*Goal of the exercise*: Your task is to gather the lines below that hold the string "USERS".

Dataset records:
=====
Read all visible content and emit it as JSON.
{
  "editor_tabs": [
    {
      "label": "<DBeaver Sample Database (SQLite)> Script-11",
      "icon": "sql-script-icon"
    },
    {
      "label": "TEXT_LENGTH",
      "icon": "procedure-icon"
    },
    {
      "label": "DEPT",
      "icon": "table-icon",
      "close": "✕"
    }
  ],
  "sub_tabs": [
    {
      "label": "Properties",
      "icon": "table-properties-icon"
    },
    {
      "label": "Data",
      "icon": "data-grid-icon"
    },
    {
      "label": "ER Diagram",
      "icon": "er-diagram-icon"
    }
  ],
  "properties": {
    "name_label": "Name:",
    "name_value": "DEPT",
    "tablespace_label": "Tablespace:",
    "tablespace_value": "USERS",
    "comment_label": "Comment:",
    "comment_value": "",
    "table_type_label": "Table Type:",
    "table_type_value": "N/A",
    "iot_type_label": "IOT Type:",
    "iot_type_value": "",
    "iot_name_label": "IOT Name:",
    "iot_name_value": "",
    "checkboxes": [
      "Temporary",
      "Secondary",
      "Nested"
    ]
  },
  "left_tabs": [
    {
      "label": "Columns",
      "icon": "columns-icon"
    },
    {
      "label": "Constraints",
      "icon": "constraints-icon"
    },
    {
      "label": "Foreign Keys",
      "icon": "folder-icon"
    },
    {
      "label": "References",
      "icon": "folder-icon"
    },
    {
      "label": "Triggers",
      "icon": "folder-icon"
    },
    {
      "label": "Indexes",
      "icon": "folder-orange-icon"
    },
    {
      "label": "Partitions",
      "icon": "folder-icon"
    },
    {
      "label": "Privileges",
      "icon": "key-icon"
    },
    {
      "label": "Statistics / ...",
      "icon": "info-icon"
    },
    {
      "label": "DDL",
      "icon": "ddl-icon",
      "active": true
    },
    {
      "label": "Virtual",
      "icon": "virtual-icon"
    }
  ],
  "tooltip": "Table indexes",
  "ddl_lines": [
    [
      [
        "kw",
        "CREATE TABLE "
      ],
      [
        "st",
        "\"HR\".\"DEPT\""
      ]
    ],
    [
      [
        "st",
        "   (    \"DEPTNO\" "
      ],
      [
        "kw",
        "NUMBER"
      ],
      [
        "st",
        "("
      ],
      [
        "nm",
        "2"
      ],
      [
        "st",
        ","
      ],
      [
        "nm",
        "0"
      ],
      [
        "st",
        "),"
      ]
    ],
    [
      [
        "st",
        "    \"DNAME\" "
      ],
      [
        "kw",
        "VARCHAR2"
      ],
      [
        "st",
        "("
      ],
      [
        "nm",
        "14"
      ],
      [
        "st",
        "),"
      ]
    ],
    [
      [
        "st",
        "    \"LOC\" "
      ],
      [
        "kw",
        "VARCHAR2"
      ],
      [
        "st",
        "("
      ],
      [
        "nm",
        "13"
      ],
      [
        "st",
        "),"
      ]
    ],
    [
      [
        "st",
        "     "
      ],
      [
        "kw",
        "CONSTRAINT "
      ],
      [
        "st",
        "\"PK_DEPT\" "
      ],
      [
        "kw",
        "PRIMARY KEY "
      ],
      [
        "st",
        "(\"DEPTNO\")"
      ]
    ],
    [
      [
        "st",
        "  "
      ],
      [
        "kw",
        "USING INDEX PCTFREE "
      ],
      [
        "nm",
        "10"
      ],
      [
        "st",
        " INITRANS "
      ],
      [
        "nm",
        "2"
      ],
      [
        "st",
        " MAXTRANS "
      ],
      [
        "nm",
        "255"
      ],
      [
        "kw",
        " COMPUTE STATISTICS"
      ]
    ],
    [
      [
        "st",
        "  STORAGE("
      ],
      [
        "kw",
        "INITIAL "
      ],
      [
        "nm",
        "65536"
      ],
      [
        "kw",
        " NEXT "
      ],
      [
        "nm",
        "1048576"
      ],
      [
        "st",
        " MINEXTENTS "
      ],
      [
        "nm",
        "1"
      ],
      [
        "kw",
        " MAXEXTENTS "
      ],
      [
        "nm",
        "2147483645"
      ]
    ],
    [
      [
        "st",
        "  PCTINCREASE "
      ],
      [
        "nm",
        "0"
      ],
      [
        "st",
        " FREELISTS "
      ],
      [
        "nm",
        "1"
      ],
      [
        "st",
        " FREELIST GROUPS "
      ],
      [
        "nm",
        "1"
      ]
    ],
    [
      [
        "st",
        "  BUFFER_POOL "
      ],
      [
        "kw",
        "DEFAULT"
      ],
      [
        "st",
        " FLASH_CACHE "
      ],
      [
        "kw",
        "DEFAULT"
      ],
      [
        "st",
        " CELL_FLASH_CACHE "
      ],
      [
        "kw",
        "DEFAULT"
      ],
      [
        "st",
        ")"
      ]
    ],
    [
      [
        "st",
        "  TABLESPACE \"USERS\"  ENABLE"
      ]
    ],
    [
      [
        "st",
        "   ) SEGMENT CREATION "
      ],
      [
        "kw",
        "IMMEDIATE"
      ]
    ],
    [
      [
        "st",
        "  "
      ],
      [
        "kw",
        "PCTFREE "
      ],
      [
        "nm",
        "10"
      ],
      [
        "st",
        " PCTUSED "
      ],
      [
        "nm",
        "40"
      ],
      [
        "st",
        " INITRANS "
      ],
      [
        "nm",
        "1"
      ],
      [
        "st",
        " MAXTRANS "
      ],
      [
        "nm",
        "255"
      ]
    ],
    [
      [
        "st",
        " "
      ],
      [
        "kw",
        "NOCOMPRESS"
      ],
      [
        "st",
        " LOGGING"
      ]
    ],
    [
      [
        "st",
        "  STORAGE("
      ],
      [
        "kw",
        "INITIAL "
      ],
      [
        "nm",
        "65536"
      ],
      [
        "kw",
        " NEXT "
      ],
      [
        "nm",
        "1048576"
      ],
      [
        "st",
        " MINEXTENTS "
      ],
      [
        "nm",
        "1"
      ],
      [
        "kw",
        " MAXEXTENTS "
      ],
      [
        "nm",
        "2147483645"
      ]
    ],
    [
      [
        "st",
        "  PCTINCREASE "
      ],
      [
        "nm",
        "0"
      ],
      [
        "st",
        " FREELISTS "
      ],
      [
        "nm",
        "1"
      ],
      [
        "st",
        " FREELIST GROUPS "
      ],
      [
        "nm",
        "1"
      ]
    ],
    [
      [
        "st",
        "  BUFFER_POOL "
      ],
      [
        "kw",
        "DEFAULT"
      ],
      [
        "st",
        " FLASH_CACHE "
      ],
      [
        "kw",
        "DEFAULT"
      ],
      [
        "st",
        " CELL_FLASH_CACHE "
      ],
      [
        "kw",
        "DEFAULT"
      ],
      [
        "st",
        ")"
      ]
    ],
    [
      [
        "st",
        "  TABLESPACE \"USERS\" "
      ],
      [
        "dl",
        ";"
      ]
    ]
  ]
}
=====
*Full output*:
    "tablespace_value": "USERS",
        "  TABLESPACE \"USERS\"  ENABLE"
        "  TABLESPACE \"USERS\" "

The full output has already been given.